▸ **TASK TO COMPLETE**: Identify the lines bearing the string "油缸传感器总图" and gather them.

(Records from a data collection)
--- BEGIN ---

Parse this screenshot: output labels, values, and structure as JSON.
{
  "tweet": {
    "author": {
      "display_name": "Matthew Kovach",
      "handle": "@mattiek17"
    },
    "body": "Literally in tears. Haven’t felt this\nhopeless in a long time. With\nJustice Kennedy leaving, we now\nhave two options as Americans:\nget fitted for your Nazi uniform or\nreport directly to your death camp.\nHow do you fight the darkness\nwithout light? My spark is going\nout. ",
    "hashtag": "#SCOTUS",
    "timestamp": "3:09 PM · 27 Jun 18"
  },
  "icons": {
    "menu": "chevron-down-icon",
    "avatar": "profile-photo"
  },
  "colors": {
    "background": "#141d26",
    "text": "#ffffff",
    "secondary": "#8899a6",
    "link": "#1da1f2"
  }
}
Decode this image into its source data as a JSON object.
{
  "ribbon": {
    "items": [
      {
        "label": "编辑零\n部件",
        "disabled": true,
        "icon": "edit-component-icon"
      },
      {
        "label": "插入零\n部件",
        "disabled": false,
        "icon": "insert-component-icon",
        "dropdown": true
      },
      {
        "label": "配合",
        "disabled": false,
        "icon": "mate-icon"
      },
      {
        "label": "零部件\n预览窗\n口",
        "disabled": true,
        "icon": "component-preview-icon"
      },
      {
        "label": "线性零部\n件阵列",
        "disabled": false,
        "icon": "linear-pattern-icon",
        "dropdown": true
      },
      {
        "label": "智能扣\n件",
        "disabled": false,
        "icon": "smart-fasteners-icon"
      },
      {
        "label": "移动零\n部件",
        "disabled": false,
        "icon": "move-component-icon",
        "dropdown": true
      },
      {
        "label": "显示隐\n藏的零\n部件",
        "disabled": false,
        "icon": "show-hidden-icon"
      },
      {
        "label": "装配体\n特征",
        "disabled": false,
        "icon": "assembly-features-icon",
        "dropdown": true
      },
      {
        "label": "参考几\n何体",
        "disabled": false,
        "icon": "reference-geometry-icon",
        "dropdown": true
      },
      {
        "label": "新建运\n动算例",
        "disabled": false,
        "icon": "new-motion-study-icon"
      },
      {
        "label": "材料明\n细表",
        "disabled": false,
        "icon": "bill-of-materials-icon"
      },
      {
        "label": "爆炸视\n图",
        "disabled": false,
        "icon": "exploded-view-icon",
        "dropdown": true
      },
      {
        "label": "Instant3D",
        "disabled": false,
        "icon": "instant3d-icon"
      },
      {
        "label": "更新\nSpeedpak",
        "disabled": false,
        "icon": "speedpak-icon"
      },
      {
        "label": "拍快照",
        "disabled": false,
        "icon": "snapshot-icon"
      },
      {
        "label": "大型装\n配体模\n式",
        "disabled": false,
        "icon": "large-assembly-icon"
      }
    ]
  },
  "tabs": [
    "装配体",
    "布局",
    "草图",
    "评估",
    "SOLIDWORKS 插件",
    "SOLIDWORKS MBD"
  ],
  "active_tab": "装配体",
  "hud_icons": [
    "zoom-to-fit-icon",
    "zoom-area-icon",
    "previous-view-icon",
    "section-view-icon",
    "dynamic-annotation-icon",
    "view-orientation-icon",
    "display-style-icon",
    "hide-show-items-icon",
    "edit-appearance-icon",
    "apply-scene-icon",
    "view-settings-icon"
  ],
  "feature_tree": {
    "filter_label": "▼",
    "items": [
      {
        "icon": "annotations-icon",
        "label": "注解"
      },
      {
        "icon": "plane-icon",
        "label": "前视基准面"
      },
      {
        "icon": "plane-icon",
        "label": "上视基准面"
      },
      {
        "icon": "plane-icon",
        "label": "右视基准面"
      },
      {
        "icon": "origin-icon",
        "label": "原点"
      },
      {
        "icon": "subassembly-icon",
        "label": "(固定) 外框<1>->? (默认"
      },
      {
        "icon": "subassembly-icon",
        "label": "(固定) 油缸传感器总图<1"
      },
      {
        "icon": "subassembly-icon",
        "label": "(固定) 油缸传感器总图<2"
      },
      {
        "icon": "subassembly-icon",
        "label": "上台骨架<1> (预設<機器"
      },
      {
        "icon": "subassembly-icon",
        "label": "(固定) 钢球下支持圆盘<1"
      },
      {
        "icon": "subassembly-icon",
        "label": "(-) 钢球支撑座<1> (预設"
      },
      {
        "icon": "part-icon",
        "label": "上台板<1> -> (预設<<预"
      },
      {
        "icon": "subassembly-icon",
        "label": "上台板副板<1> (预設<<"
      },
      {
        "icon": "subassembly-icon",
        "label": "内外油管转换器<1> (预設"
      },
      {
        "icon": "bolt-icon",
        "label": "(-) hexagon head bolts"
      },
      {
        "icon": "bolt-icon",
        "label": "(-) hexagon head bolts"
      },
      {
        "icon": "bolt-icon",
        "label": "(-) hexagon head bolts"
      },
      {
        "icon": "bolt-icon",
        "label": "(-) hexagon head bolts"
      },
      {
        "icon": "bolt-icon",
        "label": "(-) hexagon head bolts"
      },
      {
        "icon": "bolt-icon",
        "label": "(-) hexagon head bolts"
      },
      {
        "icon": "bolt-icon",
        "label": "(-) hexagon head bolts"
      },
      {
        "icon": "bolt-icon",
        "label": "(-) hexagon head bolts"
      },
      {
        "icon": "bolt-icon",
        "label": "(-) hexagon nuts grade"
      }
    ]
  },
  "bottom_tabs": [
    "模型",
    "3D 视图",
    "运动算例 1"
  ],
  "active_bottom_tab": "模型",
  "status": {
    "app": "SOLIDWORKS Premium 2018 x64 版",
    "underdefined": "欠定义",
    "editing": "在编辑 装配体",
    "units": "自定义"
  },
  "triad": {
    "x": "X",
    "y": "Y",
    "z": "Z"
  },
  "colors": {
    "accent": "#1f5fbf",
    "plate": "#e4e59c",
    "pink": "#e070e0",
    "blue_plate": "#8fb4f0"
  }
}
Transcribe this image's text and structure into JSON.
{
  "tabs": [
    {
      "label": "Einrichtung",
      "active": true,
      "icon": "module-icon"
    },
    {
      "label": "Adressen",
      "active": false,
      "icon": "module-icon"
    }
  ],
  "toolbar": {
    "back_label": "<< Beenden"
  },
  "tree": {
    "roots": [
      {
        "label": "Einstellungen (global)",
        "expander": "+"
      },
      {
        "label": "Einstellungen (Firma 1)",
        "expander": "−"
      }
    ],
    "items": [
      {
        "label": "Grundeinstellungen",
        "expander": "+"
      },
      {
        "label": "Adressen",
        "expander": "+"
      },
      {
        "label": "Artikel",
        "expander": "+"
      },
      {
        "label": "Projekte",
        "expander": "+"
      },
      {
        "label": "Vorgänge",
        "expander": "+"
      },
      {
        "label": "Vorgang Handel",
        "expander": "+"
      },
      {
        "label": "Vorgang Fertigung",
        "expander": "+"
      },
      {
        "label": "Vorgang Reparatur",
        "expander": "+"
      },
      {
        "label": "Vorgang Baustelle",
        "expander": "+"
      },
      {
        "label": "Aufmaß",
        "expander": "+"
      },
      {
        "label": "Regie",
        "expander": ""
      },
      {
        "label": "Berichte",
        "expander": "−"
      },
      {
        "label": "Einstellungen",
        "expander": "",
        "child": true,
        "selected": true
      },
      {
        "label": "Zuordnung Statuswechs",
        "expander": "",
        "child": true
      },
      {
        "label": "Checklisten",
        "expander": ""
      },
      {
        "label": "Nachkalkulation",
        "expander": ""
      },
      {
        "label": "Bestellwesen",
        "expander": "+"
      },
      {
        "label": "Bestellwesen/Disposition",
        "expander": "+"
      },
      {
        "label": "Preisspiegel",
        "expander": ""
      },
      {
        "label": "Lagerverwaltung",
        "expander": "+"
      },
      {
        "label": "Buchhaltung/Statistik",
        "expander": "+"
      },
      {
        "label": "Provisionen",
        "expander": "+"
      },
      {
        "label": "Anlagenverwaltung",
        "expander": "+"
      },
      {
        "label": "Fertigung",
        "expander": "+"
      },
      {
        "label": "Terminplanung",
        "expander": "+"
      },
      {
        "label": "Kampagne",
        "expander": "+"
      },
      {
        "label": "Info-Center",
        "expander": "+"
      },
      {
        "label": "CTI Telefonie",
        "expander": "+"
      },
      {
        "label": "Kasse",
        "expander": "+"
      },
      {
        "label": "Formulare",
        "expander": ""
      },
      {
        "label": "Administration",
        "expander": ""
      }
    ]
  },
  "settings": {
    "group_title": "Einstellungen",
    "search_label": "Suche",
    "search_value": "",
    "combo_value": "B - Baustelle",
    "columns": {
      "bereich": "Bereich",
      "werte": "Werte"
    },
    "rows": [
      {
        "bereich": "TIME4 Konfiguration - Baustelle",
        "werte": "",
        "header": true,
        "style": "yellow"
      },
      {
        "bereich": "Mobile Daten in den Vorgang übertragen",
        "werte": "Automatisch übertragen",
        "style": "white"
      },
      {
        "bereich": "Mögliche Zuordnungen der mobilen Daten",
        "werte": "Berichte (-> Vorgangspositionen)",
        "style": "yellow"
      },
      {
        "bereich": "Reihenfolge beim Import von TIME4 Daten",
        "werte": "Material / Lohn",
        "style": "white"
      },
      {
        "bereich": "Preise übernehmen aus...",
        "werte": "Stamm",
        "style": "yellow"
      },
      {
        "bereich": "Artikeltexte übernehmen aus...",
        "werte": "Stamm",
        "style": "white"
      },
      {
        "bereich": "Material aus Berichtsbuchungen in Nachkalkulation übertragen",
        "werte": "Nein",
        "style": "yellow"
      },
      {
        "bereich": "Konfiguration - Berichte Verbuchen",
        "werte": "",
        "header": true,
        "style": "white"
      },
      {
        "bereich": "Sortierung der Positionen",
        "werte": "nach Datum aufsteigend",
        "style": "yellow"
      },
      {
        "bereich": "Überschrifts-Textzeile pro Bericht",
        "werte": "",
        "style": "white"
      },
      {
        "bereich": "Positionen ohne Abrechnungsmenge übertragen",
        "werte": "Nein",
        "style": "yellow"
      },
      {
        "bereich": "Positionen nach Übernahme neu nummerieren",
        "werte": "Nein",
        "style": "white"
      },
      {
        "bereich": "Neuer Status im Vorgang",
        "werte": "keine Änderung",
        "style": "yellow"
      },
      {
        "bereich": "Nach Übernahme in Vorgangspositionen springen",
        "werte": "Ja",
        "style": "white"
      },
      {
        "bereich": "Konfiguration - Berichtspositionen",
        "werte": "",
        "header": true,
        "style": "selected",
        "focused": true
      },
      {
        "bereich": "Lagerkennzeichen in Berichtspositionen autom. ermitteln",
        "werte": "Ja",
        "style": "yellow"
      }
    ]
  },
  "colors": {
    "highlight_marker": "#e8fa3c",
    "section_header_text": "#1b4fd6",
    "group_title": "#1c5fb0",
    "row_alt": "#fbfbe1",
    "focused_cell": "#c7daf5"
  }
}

--- END ---

▸ **OUTPUT**:
        "label": "(固定) 油缸传感器总图<1"
        "label": "(固定) 油缸传感器总图<2"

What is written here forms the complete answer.